Image element box records

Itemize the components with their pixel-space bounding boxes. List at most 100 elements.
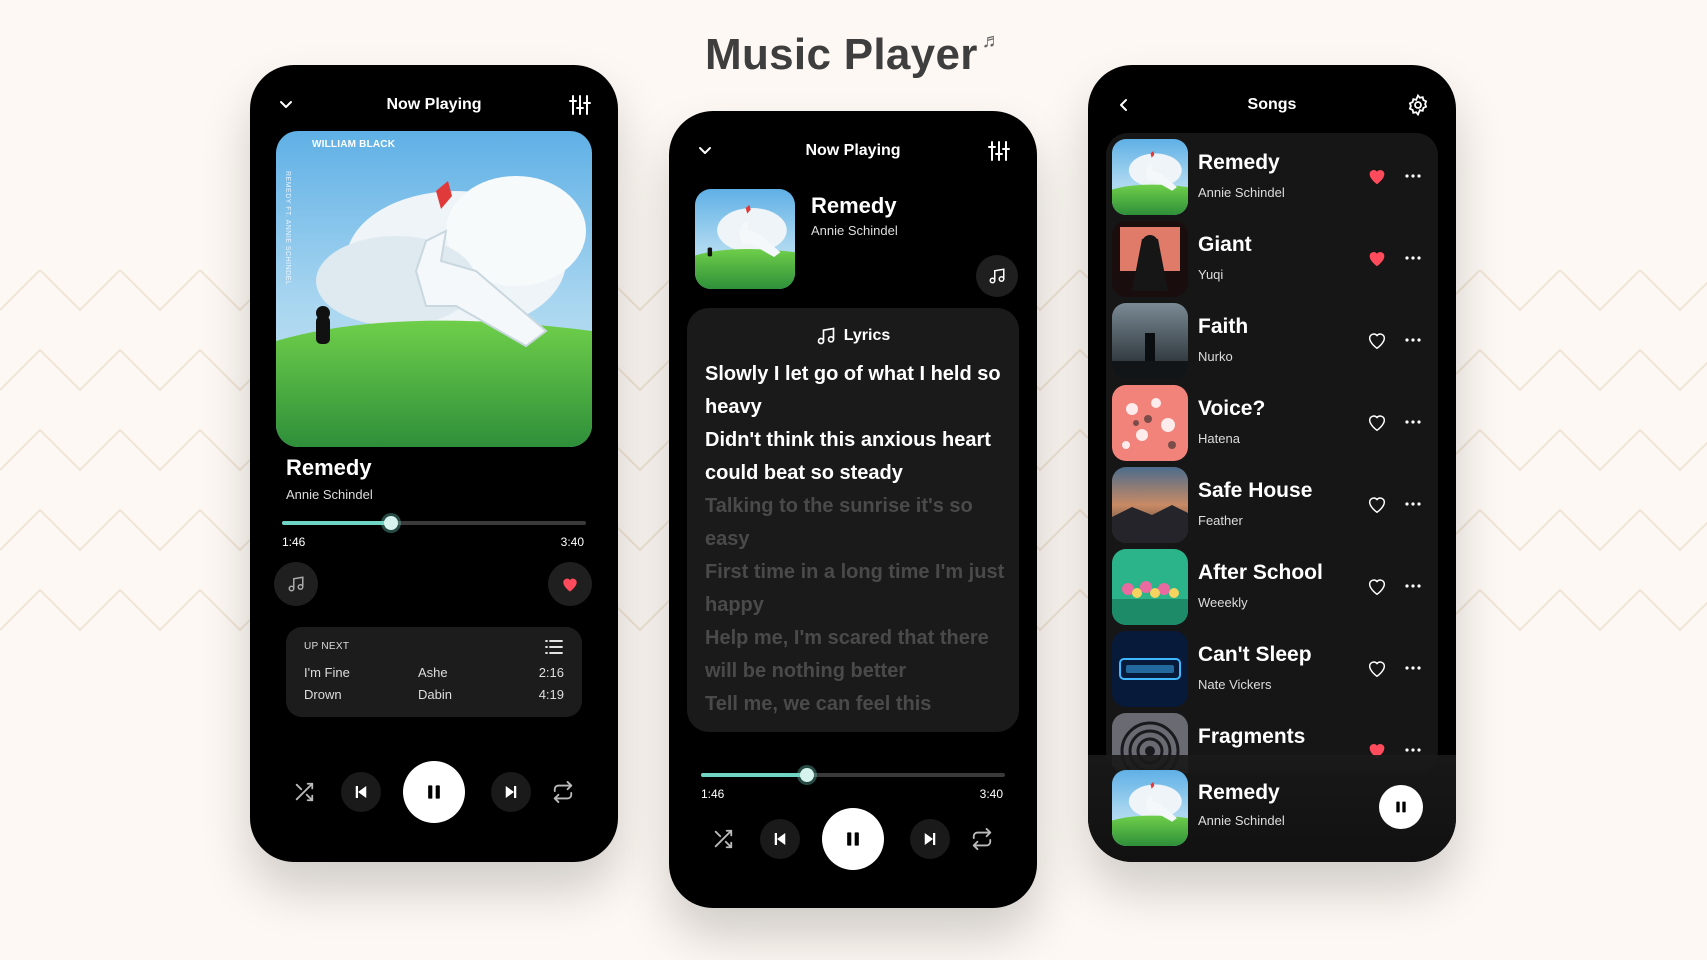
heart-outline-icon[interactable] — [1366, 329, 1388, 351]
total-time: 3:40 — [979, 787, 1003, 801]
more-options-icon[interactable] — [1402, 166, 1424, 186]
more-options-icon[interactable] — [1402, 658, 1424, 678]
song-row-giant[interactable]: Giant Yuqi — [1112, 221, 1432, 297]
heart-outline-icon[interactable] — [1366, 657, 1388, 679]
previous-button[interactable] — [341, 772, 381, 812]
page-title: Music Player ♬ — [705, 30, 1002, 79]
like-button[interactable] — [548, 562, 592, 606]
heart-filled-icon[interactable] — [1366, 165, 1388, 187]
mini-player-thumbnail — [1112, 770, 1188, 846]
up-next-title: I'm Fine — [304, 665, 350, 680]
progress-bar[interactable] — [701, 768, 1005, 782]
equalizer-icon[interactable] — [987, 139, 1011, 163]
album-art-image — [1112, 139, 1188, 215]
repeat-button[interactable] — [548, 777, 578, 807]
lyrics-label: Lyrics — [843, 327, 891, 344]
song-row-voice[interactable]: Voice? Hatena — [1112, 385, 1432, 461]
progress-knob[interactable] — [800, 768, 815, 782]
skip-back-icon — [355, 786, 367, 798]
next-button[interactable] — [910, 819, 950, 859]
lyrics-toggle-button[interactable] — [976, 255, 1018, 297]
mini-player-title: Remedy — [1198, 781, 1280, 804]
progress-bar[interactable] — [282, 516, 586, 530]
up-next-panel: UP NEXT I'm Fine Ashe 2:16 Drown Dabin 4… — [286, 627, 582, 717]
equalizer-icon[interactable] — [568, 93, 592, 117]
song-title: Giant — [1198, 233, 1252, 256]
repeat-button[interactable] — [967, 824, 997, 854]
heart-outline-icon[interactable] — [1366, 575, 1388, 597]
up-next-duration: 4:19 — [538, 687, 564, 702]
screen-title: Now Playing — [386, 96, 482, 113]
song-title: Faith — [1198, 315, 1249, 338]
progress-knob[interactable] — [384, 516, 399, 530]
next-button[interactable] — [491, 772, 531, 812]
lyric-line: Tell me, we can feel this — [705, 693, 932, 715]
more-options-icon[interactable] — [1402, 576, 1424, 596]
song-thumbnail — [1112, 467, 1188, 543]
mini-player-pause-button[interactable] — [1379, 785, 1423, 829]
queue-list-icon[interactable] — [544, 637, 564, 657]
album-art-image — [1112, 631, 1188, 707]
skip-forward-icon — [505, 786, 517, 798]
playback-controls — [669, 807, 1037, 871]
album-art-image — [1112, 385, 1188, 461]
album-art-image — [1112, 467, 1188, 543]
song-artist: Weeekly — [1198, 595, 1248, 610]
shuffle-button[interactable] — [289, 777, 319, 807]
album-art-image — [1112, 303, 1188, 379]
up-next-artist: Ashe — [418, 665, 448, 680]
pause-button[interactable] — [822, 808, 884, 870]
up-next-duration: 2:16 — [538, 665, 564, 680]
album-art-image — [695, 189, 795, 289]
more-options-icon[interactable] — [1402, 494, 1424, 514]
song-title: After School — [1198, 561, 1323, 584]
song-row-after-school[interactable]: After School Weeekly — [1112, 549, 1432, 625]
heart-outline-icon[interactable] — [1366, 493, 1388, 515]
total-time: 3:40 — [560, 535, 584, 549]
song-artist: Nurko — [1198, 349, 1233, 364]
gear-icon[interactable] — [1406, 93, 1430, 117]
song-row-cant-sleep[interactable]: Can't Sleep Nate Vickers — [1112, 631, 1432, 707]
chevron-left-icon[interactable] — [1114, 95, 1134, 115]
shuffle-button[interactable] — [708, 824, 738, 854]
song-artist: Hatena — [1198, 431, 1240, 446]
top-bar: Now Playing — [669, 133, 1037, 169]
chevron-down-icon[interactable] — [276, 95, 296, 115]
album-vertical-text: REMEDY FT. ANNIE SCHINDEL — [284, 171, 291, 286]
song-row-remedy[interactable]: Remedy Annie Schindel — [1112, 139, 1432, 215]
lyrics-button[interactable] — [274, 562, 318, 606]
up-next-artist: Dabin — [418, 687, 452, 702]
pause-icon — [428, 785, 440, 799]
song-title: Remedy — [811, 193, 897, 218]
current-time: 1:46 — [282, 535, 306, 549]
song-artist: Feather — [1198, 513, 1243, 528]
more-options-icon[interactable] — [1402, 330, 1424, 350]
song-row-faith[interactable]: Faith Nurko — [1112, 303, 1432, 379]
song-row-safe-house[interactable]: Safe House Feather — [1112, 467, 1432, 543]
progress-fill — [282, 521, 392, 525]
heart-filled-icon[interactable] — [1366, 247, 1388, 269]
previous-button[interactable] — [760, 819, 800, 859]
song-list: Remedy Annie Schindel Giant Yuqi Faith N… — [1106, 133, 1438, 773]
album-art: WILLIAM BLACK REMEDY FT. ANNIE SCHINDEL — [276, 131, 592, 447]
more-options-icon[interactable] — [1402, 412, 1424, 432]
music-note-icon — [989, 268, 1005, 284]
skip-forward-icon — [924, 833, 936, 845]
more-options-icon[interactable] — [1402, 248, 1424, 268]
up-next-label: UP NEXT — [304, 641, 350, 652]
chevron-down-icon[interactable] — [695, 141, 715, 161]
mini-player-artist: Annie Schindel — [1198, 813, 1285, 828]
screen-title: Now Playing — [805, 142, 901, 159]
now-playing-screen: Now Playing WILLIAM BLACK REMEDY FT. ANN… — [250, 65, 618, 862]
album-label: WILLIAM BLACK — [312, 139, 396, 150]
lyrics-panel[interactable]: Lyrics Slowly I let go of what I held so… — [687, 308, 1019, 732]
lyric-line: Slowly I let go of what I held so heavy — [705, 363, 1001, 418]
pause-button[interactable] — [403, 761, 465, 823]
music-note-icon: ♬ — [981, 30, 1002, 52]
mini-player[interactable]: Remedy Annie Schindel — [1088, 755, 1456, 862]
lyric-line: Talking to the sunrise it's so easy — [705, 495, 973, 550]
songs-screen: Songs Remedy Annie Schindel Giant Yuqi F… — [1088, 65, 1456, 862]
song-thumbnail — [1112, 139, 1188, 215]
heart-outline-icon[interactable] — [1366, 411, 1388, 433]
song-title: Fragments — [1198, 725, 1306, 748]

[BRIEF]
Please find each line in the records above that contains the string "what", and copy those lines.

[EXPECTED ANSWER]
lyrics-panel[interactable]: Lyrics Slowly I let go of what I held so… — [687, 308, 1019, 732]
lyric-line: Slowly I let go of what I held so heavy — [705, 363, 1001, 418]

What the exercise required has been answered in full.